抜粋本文:
⟨

太鼓台(舁き山) 概要

 


この太鼓台という名称には、練り歩く際に太鼓の存在がどれほど重要かが現れている。太鼓の叩き方は地方によって異なり、掛け声も「チョーサージャ(又はヨーイッサージャ)」「ソウリャ、ソウリャ 」「ヨッサイ、ヨッサイ」「ヨーサージャ、ヨイヨイサージャ 」「ベーラーベーラー、ベラッショッショ」等々地方ごとに特徴がある。中には、地理的に離れた地方同士で類似した掛け声をもつところもある。



龍は雨を呼ぶ神、またはその使いとされていることから、重の四隅の括りの両端から伸びる房が雨をあらわすものとされた。このため、古来より渇水の多い香川県愛媛県東部等での特に稲作が盛んな地域では、神輿としての用途よりもむしろ「雨乞い神具」としての性格をもって太鼓台が分布した。



太鼓台には神輿みこし。神の輿)としての役割はないが、布団屋根の太鼓台の布団部分、また神輿屋根の太鼓台の擬宝珠(ぎぼし、ぎぼうしゅ)部分には神霊が宿ると考える地域があることから、ある種の依り代とも考えられる。このようなことから、太鼓台に女性が触れることを禁忌とする(した)地方も多い。少年が太鼓を叩くところがあり、この場合は稚児などのように厚化粧となったり豪華な衣装を着たり、大人に肩車され地面に足を付けない所もある。



曳き山の山車と舁き山の太鼓台との大きく異なる点は、曳き山が引くという形式であるのに対して、舁き山は神輿と同様に担いて運行されることである。担ぐことによって足場状態の影響を受けにくいという面があり、段差や階段等の高低差のある場所や山間部等の坂路の多い地域においても比較的容易に運行することができる。



神前や観衆への見せ場(交差点等の広くなった場所)において最も多く行われる練りは、太鼓台を頭上高く持ち上げて舁く「差し上げ」である。その他にも、放り上げる、大きく揺らす、回転させる、土台(台輪)部分のみで担ぐ、複数で練り競う(かきくらべ)、どちらが早く差し上げられるかを競う、等といった動作で練るところがある。これはその地方の伝統が反映された特徴によるもので、その土地の祭礼ごとに異なる。

⟩

提示データ:

⟨

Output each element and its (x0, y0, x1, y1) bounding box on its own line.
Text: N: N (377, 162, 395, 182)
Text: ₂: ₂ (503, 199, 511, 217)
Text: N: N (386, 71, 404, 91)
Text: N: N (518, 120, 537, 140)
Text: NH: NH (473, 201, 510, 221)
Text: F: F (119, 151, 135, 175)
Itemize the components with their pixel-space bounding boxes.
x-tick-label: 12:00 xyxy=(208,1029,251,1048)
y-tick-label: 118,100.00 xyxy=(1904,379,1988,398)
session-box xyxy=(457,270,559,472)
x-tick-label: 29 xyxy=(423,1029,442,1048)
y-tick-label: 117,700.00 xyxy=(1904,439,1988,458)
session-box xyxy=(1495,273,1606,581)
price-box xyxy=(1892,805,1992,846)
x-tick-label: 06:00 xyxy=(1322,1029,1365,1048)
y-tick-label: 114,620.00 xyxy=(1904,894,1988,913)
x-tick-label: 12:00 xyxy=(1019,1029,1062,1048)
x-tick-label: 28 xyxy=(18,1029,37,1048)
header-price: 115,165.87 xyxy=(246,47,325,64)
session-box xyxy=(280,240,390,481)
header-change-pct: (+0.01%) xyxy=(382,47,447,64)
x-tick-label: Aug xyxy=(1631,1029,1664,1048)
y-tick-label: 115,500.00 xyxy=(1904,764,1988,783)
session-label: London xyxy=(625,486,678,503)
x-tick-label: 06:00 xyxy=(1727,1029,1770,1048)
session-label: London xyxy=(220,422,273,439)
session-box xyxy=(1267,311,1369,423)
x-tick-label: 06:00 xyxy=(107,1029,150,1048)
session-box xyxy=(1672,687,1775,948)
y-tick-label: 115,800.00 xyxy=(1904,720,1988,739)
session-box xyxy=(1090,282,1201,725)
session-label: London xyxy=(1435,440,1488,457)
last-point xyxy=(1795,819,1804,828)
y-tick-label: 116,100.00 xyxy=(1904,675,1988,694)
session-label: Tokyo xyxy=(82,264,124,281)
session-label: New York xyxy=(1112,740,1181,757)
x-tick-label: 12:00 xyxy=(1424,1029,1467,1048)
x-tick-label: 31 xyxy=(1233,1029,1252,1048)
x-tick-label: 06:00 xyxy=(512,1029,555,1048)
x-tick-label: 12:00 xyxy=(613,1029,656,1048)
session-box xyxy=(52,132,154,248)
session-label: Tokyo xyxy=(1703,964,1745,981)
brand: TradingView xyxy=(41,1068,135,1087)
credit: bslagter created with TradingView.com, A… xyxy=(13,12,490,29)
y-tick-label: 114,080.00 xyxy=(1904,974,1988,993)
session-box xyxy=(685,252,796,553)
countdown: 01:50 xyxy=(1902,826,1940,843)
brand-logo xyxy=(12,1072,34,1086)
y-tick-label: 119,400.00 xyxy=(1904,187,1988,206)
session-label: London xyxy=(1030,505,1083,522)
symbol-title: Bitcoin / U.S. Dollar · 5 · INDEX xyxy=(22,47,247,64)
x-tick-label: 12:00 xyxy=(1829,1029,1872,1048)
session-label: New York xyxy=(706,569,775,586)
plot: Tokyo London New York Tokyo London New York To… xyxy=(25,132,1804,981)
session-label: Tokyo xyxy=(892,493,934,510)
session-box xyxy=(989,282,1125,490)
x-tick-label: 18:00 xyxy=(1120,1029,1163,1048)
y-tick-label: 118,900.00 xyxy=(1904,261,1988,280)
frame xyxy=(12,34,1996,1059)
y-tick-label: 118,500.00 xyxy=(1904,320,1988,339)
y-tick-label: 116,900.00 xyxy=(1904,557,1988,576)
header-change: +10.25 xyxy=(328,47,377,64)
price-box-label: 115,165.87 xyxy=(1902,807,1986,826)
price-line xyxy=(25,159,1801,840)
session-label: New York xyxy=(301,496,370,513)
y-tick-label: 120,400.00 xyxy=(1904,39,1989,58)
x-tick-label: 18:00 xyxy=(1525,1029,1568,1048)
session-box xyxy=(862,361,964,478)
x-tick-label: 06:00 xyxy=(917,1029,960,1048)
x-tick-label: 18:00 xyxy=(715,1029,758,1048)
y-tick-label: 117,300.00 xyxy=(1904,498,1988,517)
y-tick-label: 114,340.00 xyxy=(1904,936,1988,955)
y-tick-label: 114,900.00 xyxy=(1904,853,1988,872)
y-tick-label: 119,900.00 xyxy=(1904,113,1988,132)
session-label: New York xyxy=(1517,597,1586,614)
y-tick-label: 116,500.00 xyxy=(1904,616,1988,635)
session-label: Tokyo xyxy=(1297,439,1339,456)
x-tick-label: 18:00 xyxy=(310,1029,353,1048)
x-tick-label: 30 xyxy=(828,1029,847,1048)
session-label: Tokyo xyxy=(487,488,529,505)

⟩

抜粋本文の「太鼓台(舁き山) 概要」から「た掛け声をもつところもある。」までをすべて、一字も変えずに抜き出せ。 上の項目は抜粋本文とは関係がない。

太鼓台(舁き山) 概要

 


この太鼓台という名称には、練り歩く際に太鼓の存在がどれほど重要かが現れている。太鼓の叩き方は地方によって異なり、掛け声も「チョーサージャ(又はヨーイッサージャ)」「ソウリャ、ソウリャ 」「ヨッサイ、ヨッサイ」「ヨーサージャ、ヨイヨイサージャ 」「ベーラーベーラー、ベラッショッショ」等々地方ごとに特徴がある。中には、地理的に離れた地方同士で類似した掛け声をもつところもある。